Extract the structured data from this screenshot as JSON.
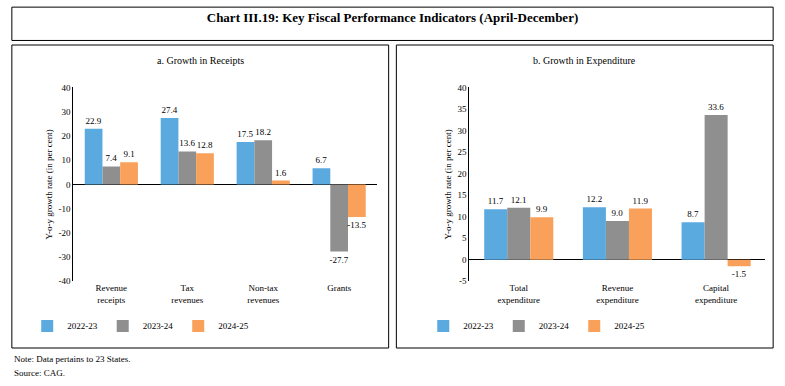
{
  "title": "Chart III.19: Key Fiscal Performance Indicators (April-December)",
  "note": "Note: Data pertains to 23 States.",
  "source": "Source: CAG.",
  "chart_data": [
    {
      "type": "bar",
      "title": "a. Growth in Receipts",
      "y_label": "Y-o-y growth rate (in per cent)",
      "categories": [
        "Revenue receipts",
        "Tax revenues",
        "Non-tax revenues",
        "Grants"
      ],
      "series": [
        {
          "name": "2022-23",
          "color": "#5AAAE0",
          "values": [
            22.9,
            27.4,
            17.5,
            6.7
          ]
        },
        {
          "name": "2023-24",
          "color": "#8F8F8F",
          "values": [
            7.4,
            13.6,
            18.2,
            -27.7
          ]
        },
        {
          "name": "2024-25",
          "color": "#F9A05A",
          "values": [
            9.1,
            12.8,
            1.6,
            -13.5
          ]
        }
      ],
      "ylim": [
        -40,
        40
      ],
      "yticks": [
        -40,
        -30,
        -20,
        -10,
        0,
        10,
        20,
        30,
        40
      ],
      "grid": false,
      "legend": "bottom",
      "data_labels": true
    },
    {
      "type": "bar",
      "title": "b. Growth in Expenditure",
      "y_label": "Y-o-y growth rate (in per cent)",
      "categories": [
        "Total expenditure",
        "Revenue expenditure",
        "Capital expenditure"
      ],
      "series": [
        {
          "name": "2022-23",
          "color": "#5AAAE0",
          "values": [
            11.7,
            12.2,
            8.7
          ]
        },
        {
          "name": "2023-24",
          "color": "#8F8F8F",
          "values": [
            12.1,
            9.0,
            33.6
          ],
          "value_labels": [
            "12.1",
            "9.0",
            "33.6"
          ]
        },
        {
          "name": "2024-25",
          "color": "#F9A05A",
          "values": [
            9.9,
            11.9,
            -1.5
          ]
        }
      ],
      "ylim": [
        -5,
        40
      ],
      "yticks": [
        -5,
        0,
        5,
        10,
        15,
        20,
        25,
        30,
        35,
        40
      ],
      "grid": false,
      "legend": "bottom",
      "data_labels": true
    }
  ]
}
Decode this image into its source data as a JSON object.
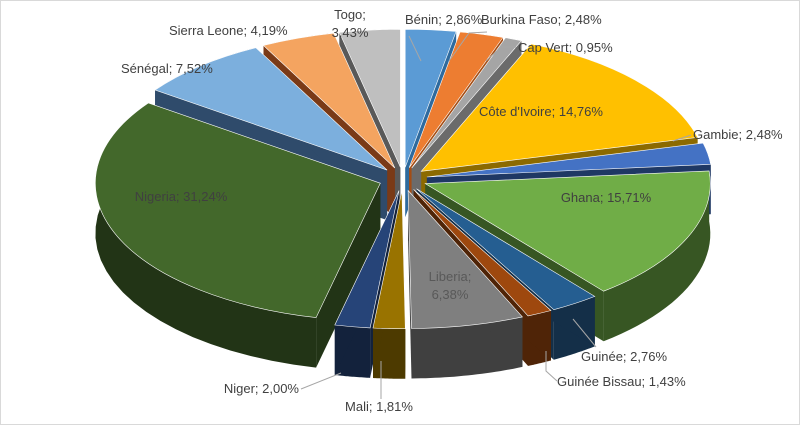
{
  "chart_data": {
    "type": "pie",
    "variant": "3d-exploded",
    "title": "",
    "unit": "%",
    "legend": "none",
    "slices": [
      {
        "name": "Bénin",
        "value": 2.86,
        "label": "Bénin; 2,86%",
        "color": "#5b9bd5",
        "side": "#2e6a9e"
      },
      {
        "name": "Burkina Faso",
        "value": 2.48,
        "label": "Burkina Faso; 2,48%",
        "color": "#ed7d31",
        "side": "#a44d14"
      },
      {
        "name": "Cap Vert",
        "value": 0.95,
        "label": "Cap Vert; 0,95%",
        "color": "#a5a5a5",
        "side": "#6b6b6b"
      },
      {
        "name": "Côte d'Ivoire",
        "value": 14.76,
        "label": "Côte d'Ivoire; 14,76%",
        "color": "#ffc000",
        "side": "#8c6a00"
      },
      {
        "name": "Gambie",
        "value": 2.48,
        "label": "Gambie; 2,48%",
        "color": "#4472c4",
        "side": "#1f3864"
      },
      {
        "name": "Ghana",
        "value": 15.71,
        "label": "Ghana; 15,71%",
        "color": "#70ad47",
        "side": "#375623"
      },
      {
        "name": "Guinée",
        "value": 2.76,
        "label": "Guinée; 2,76%",
        "color": "#255e91",
        "side": "#142f48"
      },
      {
        "name": "Guinée Bissau",
        "value": 1.43,
        "label": "Guinée Bissau; 1,43%",
        "color": "#9e480e",
        "side": "#4f2407"
      },
      {
        "name": "Liberia",
        "value": 6.38,
        "label": "Liberia; 6,38%",
        "color": "#7f7f7f",
        "side": "#404040"
      },
      {
        "name": "Mali",
        "value": 1.81,
        "label": "Mali; 1,81%",
        "color": "#997300",
        "side": "#4d3a00"
      },
      {
        "name": "Niger",
        "value": 2.0,
        "label": "Niger; 2,00%",
        "color": "#264478",
        "side": "#13223c"
      },
      {
        "name": "Nigeria",
        "value": 31.24,
        "label": "Nigeria; 31,24%",
        "color": "#43682b",
        "side": "#223416"
      },
      {
        "name": "Sénégal",
        "value": 7.52,
        "label": "Sénégal; 7,52%",
        "color": "#7cafdd",
        "side": "#2f4b6b"
      },
      {
        "name": "Sierra Leone",
        "value": 4.19,
        "label": "Sierra Leone; 4,19%",
        "color": "#f4a460",
        "side": "#7a3a17"
      },
      {
        "name": "Togo",
        "value": 3.43,
        "label": "Togo; 3,43%",
        "color": "#bfbfbf",
        "side": "#595959"
      }
    ]
  }
}
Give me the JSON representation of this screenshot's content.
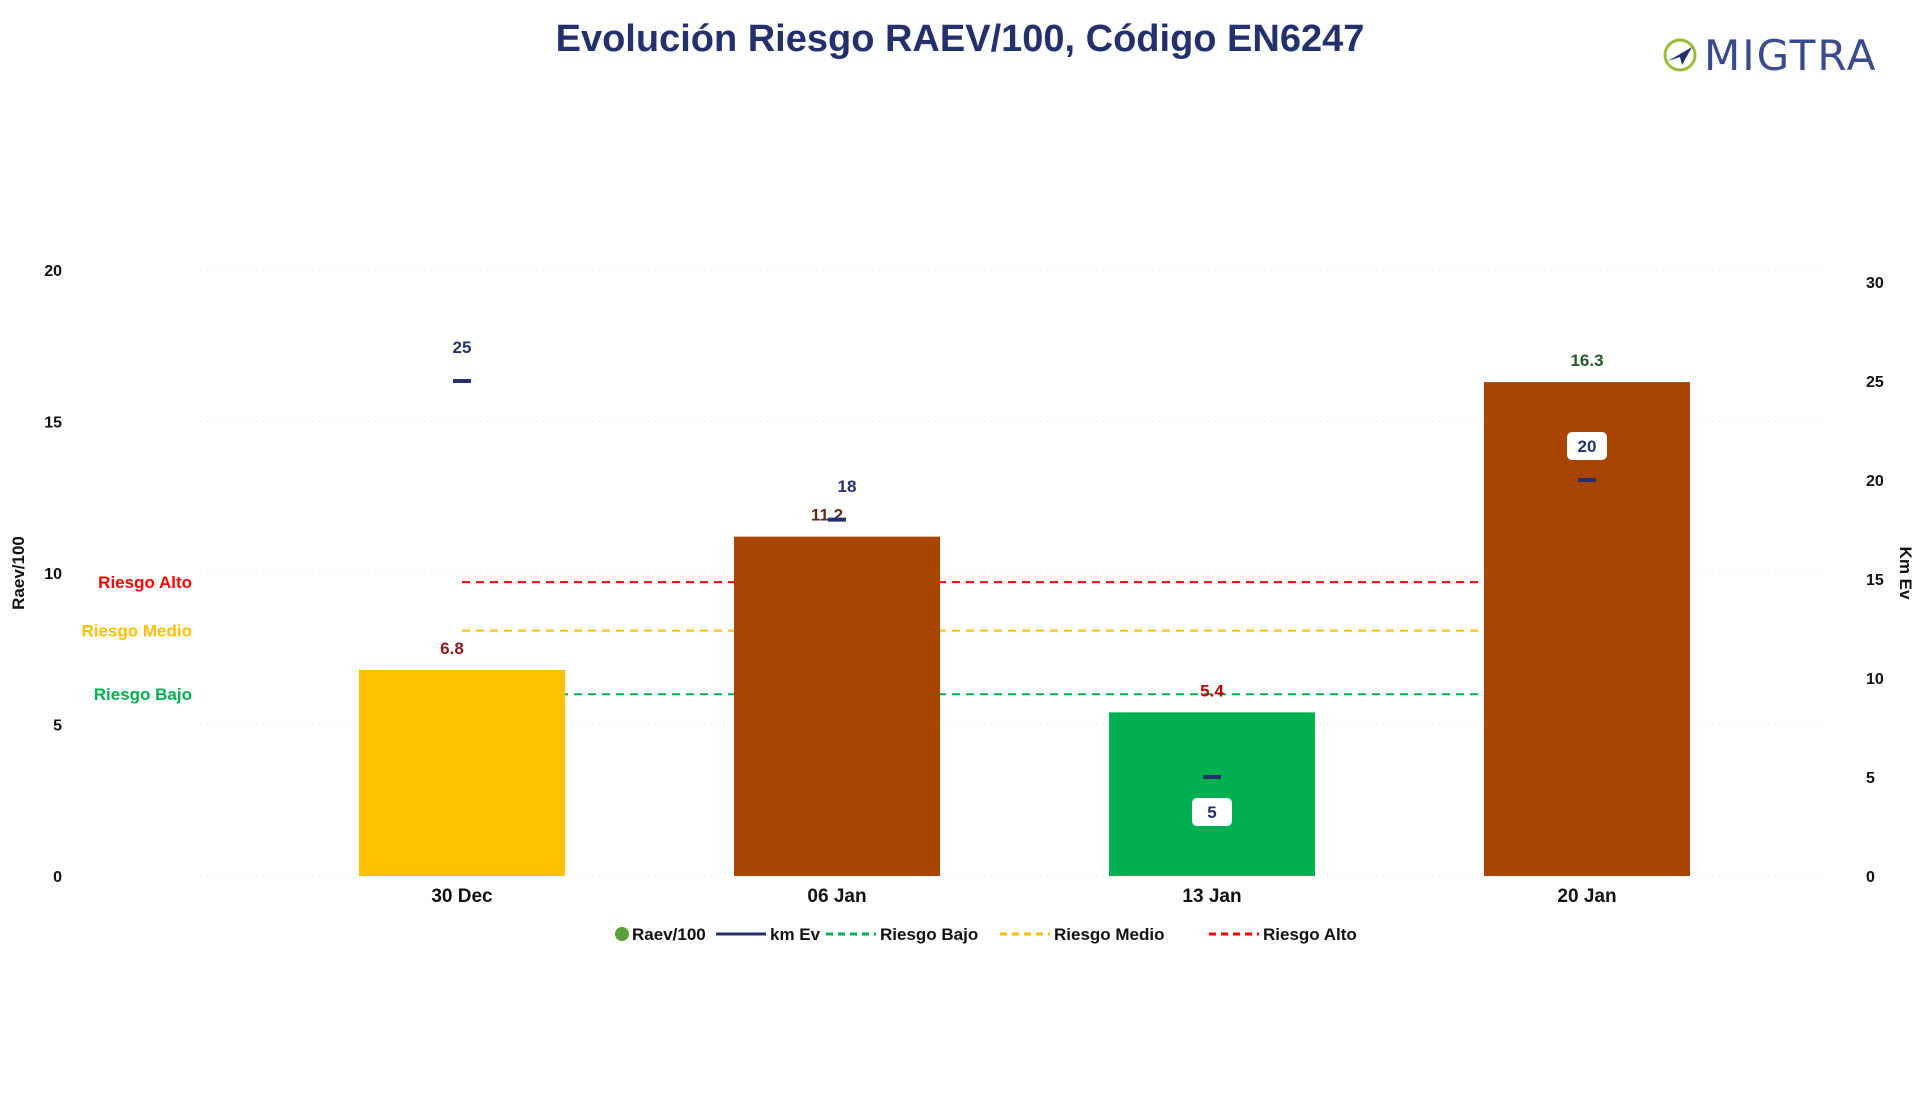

▬▬▬

**GIVEN REQUEST:**
Leave out all pictures, then copy the remaining material exactly.

**RESPONSE BELOW:**
Extract the structured data from this screenshot as JSON.
{
  "title": "Chart III.19: Key Fiscal Performance Indicators (April-December)",
  "note": "Note: Data pertains to 23 States.",
  "source": "Source: CAG.",
  "chart_data": [
    {
      "type": "bar",
      "title": "a. Growth in Receipts",
      "y_label": "Y-o-y growth rate (in per cent)",
      "categories": [
        "Revenue receipts",
        "Tax revenues",
        "Non-tax revenues",
        "Grants"
      ],
      "series": [
        {
          "name": "2022-23",
          "color": "#5AAAE0",
          "values": [
            22.9,
            27.4,
            17.5,
            6.7
          ]
        },
        {
          "name": "2023-24",
          "color": "#8F8F8F",
          "values": [
            7.4,
            13.6,
            18.2,
            -27.7
          ]
        },
        {
          "name": "2024-25",
          "color": "#F9A05A",
          "values": [
            9.1,
            12.8,
            1.6,
            -13.5
          ]
        }
      ],
      "ylim": [
        -40,
        40
      ],
      "yticks": [
        -40,
        -30,
        -20,
        -10,
        0,
        10,
        20,
        30,
        40
      ],
      "grid": false,
      "legend": "bottom",
      "data_labels": true
    },
    {
      "type": "bar",
      "title": "b. Growth in Expenditure",
      "y_label": "Y-o-y growth rate (in per cent)",
      "categories": [
        "Total expenditure",
        "Revenue expenditure",
        "Capital expenditure"
      ],
      "series": [
        {
          "name": "2022-23",
          "color": "#5AAAE0",
          "values": [
            11.7,
            12.2,
            8.7
          ]
        },
        {
          "name": "2023-24",
          "color": "#8F8F8F",
          "values": [
            12.1,
            9.0,
            33.6
          ],
          "value_labels": [
            "12.1",
            "9.0",
            "33.6"
          ]
        },
        {
          "name": "2024-25",
          "color": "#F9A05A",
          "values": [
            9.9,
            11.9,
            -1.5
          ]
        }
      ],
      "ylim": [
        -5,
        40
      ],
      "yticks": [
        -5,
        0,
        5,
        10,
        15,
        20,
        25,
        30,
        35,
        40
      ],
      "grid": false,
      "legend": "bottom",
      "data_labels": true
    }
  ]
}
Decode this image into its source data as a JSON object.
{
  "chart_data": {
    "type": "pie",
    "variant": "3d-exploded",
    "title": "",
    "unit": "%",
    "legend": "none",
    "slices": [
      {
        "name": "Bénin",
        "value": 2.86,
        "label": "Bénin; 2,86%",
        "color": "#5b9bd5",
        "side": "#2e6a9e"
      },
      {
        "name": "Burkina Faso",
        "value": 2.48,
        "label": "Burkina Faso; 2,48%",
        "color": "#ed7d31",
        "side": "#a44d14"
      },
      {
        "name": "Cap Vert",
        "value": 0.95,
        "label": "Cap Vert; 0,95%",
        "color": "#a5a5a5",
        "side": "#6b6b6b"
      },
      {
        "name": "Côte d'Ivoire",
        "value": 14.76,
        "label": "Côte d'Ivoire; 14,76%",
        "color": "#ffc000",
        "side": "#8c6a00"
      },
      {
        "name": "Gambie",
        "value": 2.48,
        "label": "Gambie; 2,48%",
        "color": "#4472c4",
        "side": "#1f3864"
      },
      {
        "name": "Ghana",
        "value": 15.71,
        "label": "Ghana; 15,71%",
        "color": "#70ad47",
        "side": "#375623"
      },
      {
        "name": "Guinée",
        "value": 2.76,
        "label": "Guinée; 2,76%",
        "color": "#255e91",
        "side": "#142f48"
      },
      {
        "name": "Guinée Bissau",
        "value": 1.43,
        "label": "Guinée Bissau; 1,43%",
        "color": "#9e480e",
        "side": "#4f2407"
      },
      {
        "name": "Liberia",
        "value": 6.38,
        "label": "Liberia; 6,38%",
        "color": "#7f7f7f",
        "side": "#404040"
      },
      {
        "name": "Mali",
        "value": 1.81,
        "label": "Mali; 1,81%",
        "color": "#997300",
        "side": "#4d3a00"
      },
      {
        "name": "Niger",
        "value": 2.0,
        "label": "Niger; 2,00%",
        "color": "#264478",
        "side": "#13223c"
      },
      {
        "name": "Nigeria",
        "value": 31.24,
        "label": "Nigeria; 31,24%",
        "color": "#43682b",
        "side": "#223416"
      },
      {
        "name": "Sénégal",
        "value": 7.52,
        "label": "Sénégal; 7,52%",
        "color": "#7cafdd",
        "side": "#2f4b6b"
      },
      {
        "name": "Sierra Leone",
        "value": 4.19,
        "label": "Sierra Leone; 4,19%",
        "color": "#f4a460",
        "side": "#7a3a17"
      },
      {
        "name": "Togo",
        "value": 3.43,
        "label": "Togo; 3,43%",
        "color": "#bfbfbf",
        "side": "#595959"
      }
    ]
  }
}
Give me the JSON representation of this screenshot's content.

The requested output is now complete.